## What the exercise asks
Filter the entries below, keeping every line that has the word "title".
════════
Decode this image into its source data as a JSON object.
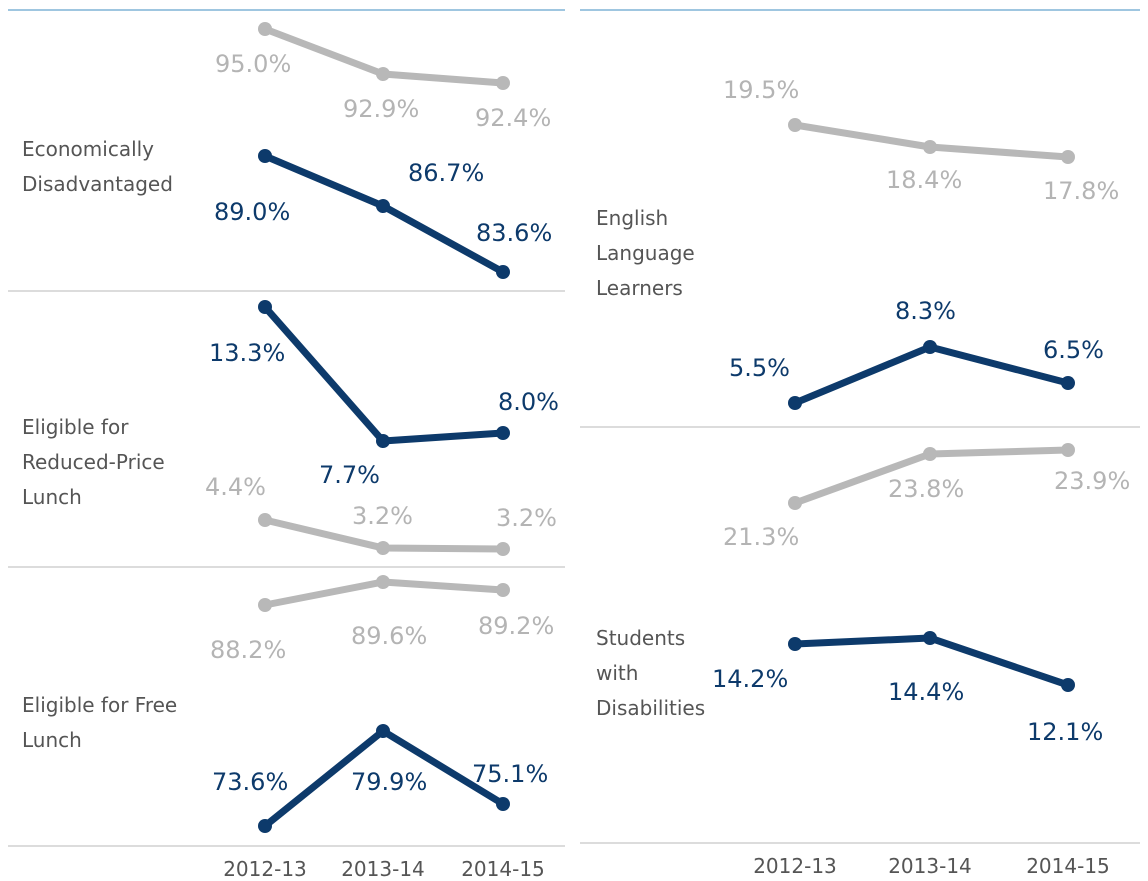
{
  "colors": {
    "primary": "#0d3a6b",
    "secondary": "#b8b8b8",
    "secondary_text": "#b4b4b4"
  },
  "chart_data": [
    {
      "type": "line",
      "panel": "left",
      "title": "Economically Disadvantaged",
      "categories": [
        "2012-13",
        "2013-14",
        "2014-15"
      ],
      "series": [
        {
          "role": "secondary",
          "values": [
            95.0,
            92.9,
            92.4
          ],
          "labels": [
            "95.0%",
            "92.9%",
            "92.4%"
          ]
        },
        {
          "role": "primary",
          "values": [
            89.0,
            86.7,
            83.6
          ],
          "labels": [
            "89.0%",
            "86.7%",
            "83.6%"
          ]
        }
      ]
    },
    {
      "type": "line",
      "panel": "left",
      "title": "Eligible for Reduced-Price Lunch",
      "categories": [
        "2012-13",
        "2013-14",
        "2014-15"
      ],
      "series": [
        {
          "role": "primary",
          "values": [
            13.3,
            7.7,
            8.0
          ],
          "labels": [
            "13.3%",
            "7.7%",
            "8.0%"
          ]
        },
        {
          "role": "secondary",
          "values": [
            4.4,
            3.2,
            3.2
          ],
          "labels": [
            "4.4%",
            "3.2%",
            "3.2%"
          ]
        }
      ]
    },
    {
      "type": "line",
      "panel": "left",
      "title": "Eligible for Free Lunch",
      "categories": [
        "2012-13",
        "2013-14",
        "2014-15"
      ],
      "series": [
        {
          "role": "secondary",
          "values": [
            88.2,
            89.6,
            89.2
          ],
          "labels": [
            "88.2%",
            "89.6%",
            "89.2%"
          ]
        },
        {
          "role": "primary",
          "values": [
            73.6,
            79.9,
            75.1
          ],
          "labels": [
            "73.6%",
            "79.9%",
            "75.1%"
          ]
        }
      ]
    },
    {
      "type": "line",
      "panel": "right",
      "title": "English Language Learners",
      "categories": [
        "2012-13",
        "2013-14",
        "2014-15"
      ],
      "series": [
        {
          "role": "secondary",
          "values": [
            19.5,
            18.4,
            17.8
          ],
          "labels": [
            "19.5%",
            "18.4%",
            "17.8%"
          ]
        },
        {
          "role": "primary",
          "values": [
            5.5,
            8.3,
            6.5
          ],
          "labels": [
            "5.5%",
            "8.3%",
            "6.5%"
          ]
        }
      ]
    },
    {
      "type": "line",
      "panel": "right",
      "title": "Students with Disabilities",
      "categories": [
        "2012-13",
        "2013-14",
        "2014-15"
      ],
      "series": [
        {
          "role": "secondary",
          "values": [
            21.3,
            23.8,
            23.9
          ],
          "labels": [
            "21.3%",
            "23.8%",
            "23.9%"
          ]
        },
        {
          "role": "primary",
          "values": [
            14.2,
            14.4,
            12.1
          ],
          "labels": [
            "14.2%",
            "14.4%",
            "12.1%"
          ]
        }
      ]
    }
  ]
}
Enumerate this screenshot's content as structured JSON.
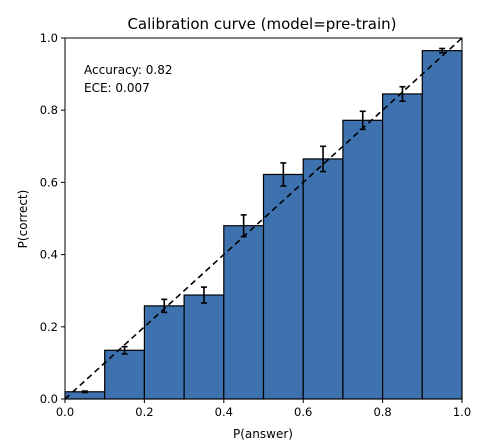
{
  "chart_data": {
    "type": "bar",
    "title": "Calibration curve (model=pre-train)",
    "xlabel": "P(answer)",
    "ylabel": "P(correct)",
    "xlim": [
      0.0,
      1.0
    ],
    "ylim": [
      0.0,
      1.0
    ],
    "xticks": [
      "0.0",
      "0.2",
      "0.4",
      "0.6",
      "0.8",
      "1.0"
    ],
    "yticks": [
      "0.0",
      "0.2",
      "0.4",
      "0.6",
      "0.8",
      "1.0"
    ],
    "bins": [
      {
        "x_start": 0.0,
        "x_end": 0.1,
        "value": 0.02,
        "error": 0.002
      },
      {
        "x_start": 0.1,
        "x_end": 0.2,
        "value": 0.135,
        "error": 0.01
      },
      {
        "x_start": 0.2,
        "x_end": 0.3,
        "value": 0.258,
        "error": 0.018
      },
      {
        "x_start": 0.3,
        "x_end": 0.4,
        "value": 0.288,
        "error": 0.022
      },
      {
        "x_start": 0.4,
        "x_end": 0.5,
        "value": 0.48,
        "error": 0.03
      },
      {
        "x_start": 0.5,
        "x_end": 0.6,
        "value": 0.622,
        "error": 0.032
      },
      {
        "x_start": 0.6,
        "x_end": 0.7,
        "value": 0.665,
        "error": 0.035
      },
      {
        "x_start": 0.7,
        "x_end": 0.8,
        "value": 0.772,
        "error": 0.025
      },
      {
        "x_start": 0.8,
        "x_end": 0.9,
        "value": 0.845,
        "error": 0.02
      },
      {
        "x_start": 0.9,
        "x_end": 1.0,
        "value": 0.965,
        "error": 0.006
      }
    ],
    "reference_line": {
      "style": "dashed",
      "from": [
        0.0,
        0.0
      ],
      "to": [
        1.0,
        1.0
      ],
      "color": "#000000"
    },
    "bar_color": "#3d72af",
    "bar_edge_color": "#000000",
    "error_bar_color": "#000000",
    "annotations": [
      "Accuracy: 0.82",
      "ECE: 0.007"
    ],
    "annotation_placement": "top-left",
    "grid": false,
    "legend": false
  }
}
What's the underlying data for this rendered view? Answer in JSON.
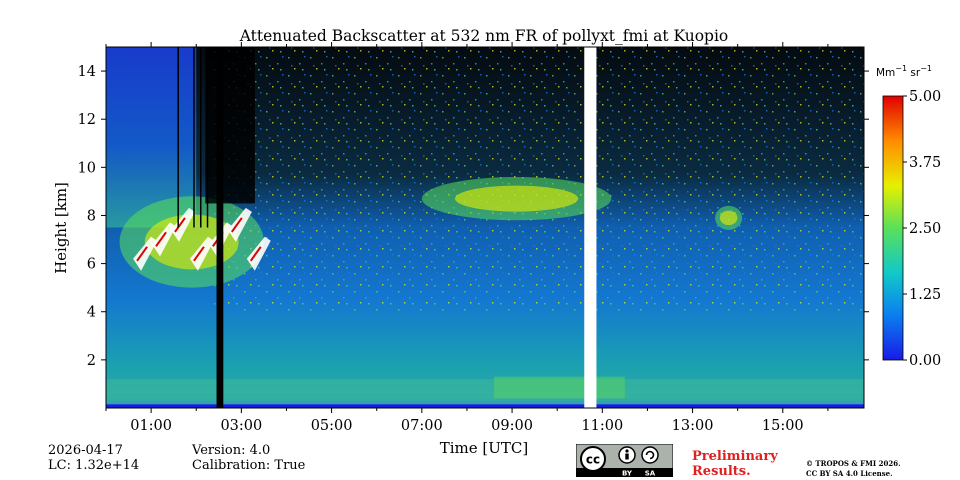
{
  "chart_data": {
    "type": "heatmap",
    "title": "Attenuated Backscatter at 532 nm FR of pollyxt_fmi at Kuopio",
    "xlabel": "Time [UTC]",
    "ylabel": "Height [km]",
    "xlim_hours": [
      0,
      16.8
    ],
    "ylim_km": [
      0,
      15
    ],
    "x_ticks": [
      {
        "hour": 1,
        "label": "01:00"
      },
      {
        "hour": 3,
        "label": "03:00"
      },
      {
        "hour": 5,
        "label": "05:00"
      },
      {
        "hour": 7,
        "label": "07:00"
      },
      {
        "hour": 9,
        "label": "09:00"
      },
      {
        "hour": 11,
        "label": "11:00"
      },
      {
        "hour": 13,
        "label": "13:00"
      },
      {
        "hour": 15,
        "label": "15:00"
      }
    ],
    "y_ticks": [
      {
        "km": 2,
        "label": "2"
      },
      {
        "km": 4,
        "label": "4"
      },
      {
        "km": 6,
        "label": "6"
      },
      {
        "km": 8,
        "label": "8"
      },
      {
        "km": 10,
        "label": "10"
      },
      {
        "km": 12,
        "label": "12"
      },
      {
        "km": 14,
        "label": "14"
      }
    ],
    "colorbar": {
      "unit_base": "Mm",
      "unit_exp1": "−1",
      "unit_mid": " sr",
      "unit_exp2": "−1",
      "range": [
        0,
        5
      ],
      "ticks": [
        {
          "value": 0,
          "label": "0.00"
        },
        {
          "value": 1.25,
          "label": "1.25"
        },
        {
          "value": 2.5,
          "label": "2.50"
        },
        {
          "value": 3.75,
          "label": "3.75"
        },
        {
          "value": 5,
          "label": "5.00"
        }
      ],
      "colors": [
        "#1a1ae6",
        "#0a7ff0",
        "#12c8c8",
        "#5ae05a",
        "#e6f000",
        "#ff8c00",
        "#e00000"
      ]
    },
    "features": [
      {
        "kind": "cloud",
        "label": "mid-level cloud",
        "t_start": 0.3,
        "t_end": 3.5,
        "h_bottom": 5.0,
        "h_top": 8.8
      },
      {
        "kind": "cloud",
        "label": "upper layer",
        "t_start": 7.0,
        "t_end": 11.2,
        "h_bottom": 7.8,
        "h_top": 9.6
      },
      {
        "kind": "cloud",
        "label": "thin cloud",
        "t_start": 13.5,
        "t_end": 14.1,
        "h_bottom": 7.4,
        "h_top": 8.4
      },
      {
        "kind": "no-signal",
        "t_start": 2.45,
        "t_end": 2.6,
        "h_bottom": 0,
        "h_top": 15
      },
      {
        "kind": "data-gap",
        "t_start": 10.6,
        "t_end": 10.87,
        "h_bottom": 0,
        "h_top": 15
      }
    ]
  },
  "footer": {
    "date": "2026-04-17",
    "lc": "LC: 1.32e+14",
    "version": "Version: 4.0",
    "calibration": "Calibration: True",
    "preliminary_line1": "Preliminary",
    "preliminary_line2": "Results.",
    "credit_line1": "© TROPOS & FMI 2026.",
    "credit_line2": "CC BY SA 4.0 License.",
    "badge_by": "BY",
    "badge_sa": "SA"
  }
}
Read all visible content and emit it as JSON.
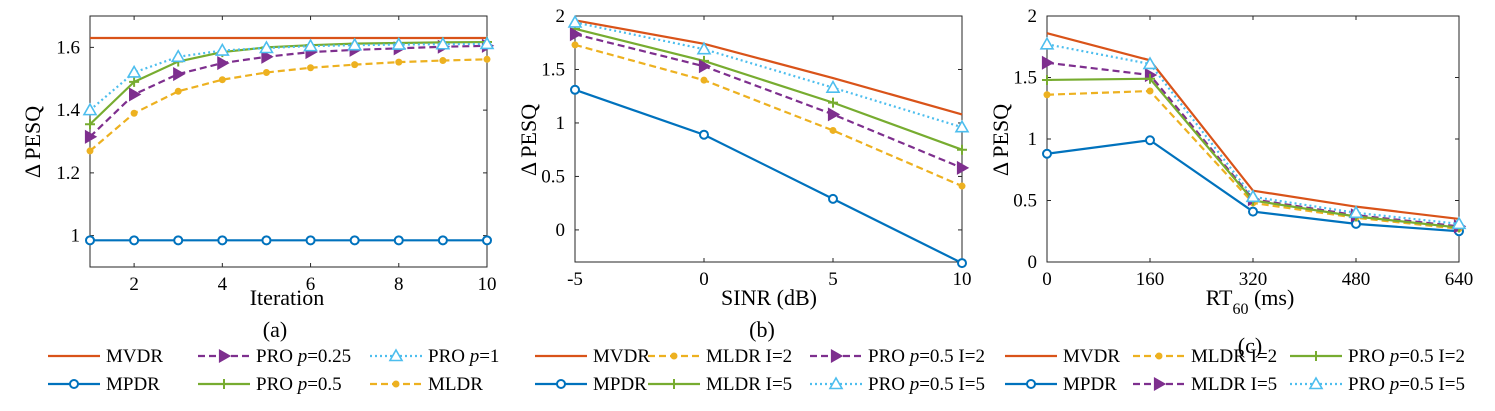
════════
## Answer to this problem
      "title": "Economically Disadvantaged",
      "title": "Eligible for Reduced-Price Lunch",
      "title": "Eligible for Free Lunch",
      "title": "English Language Learners",
      "title": "Students with Disabilities",
    "title": "Calibration curve (model=pre-train)",
    "title": "Attenuated Backscatter at 532 nm FR of pollyxt_fmi at Kuopio",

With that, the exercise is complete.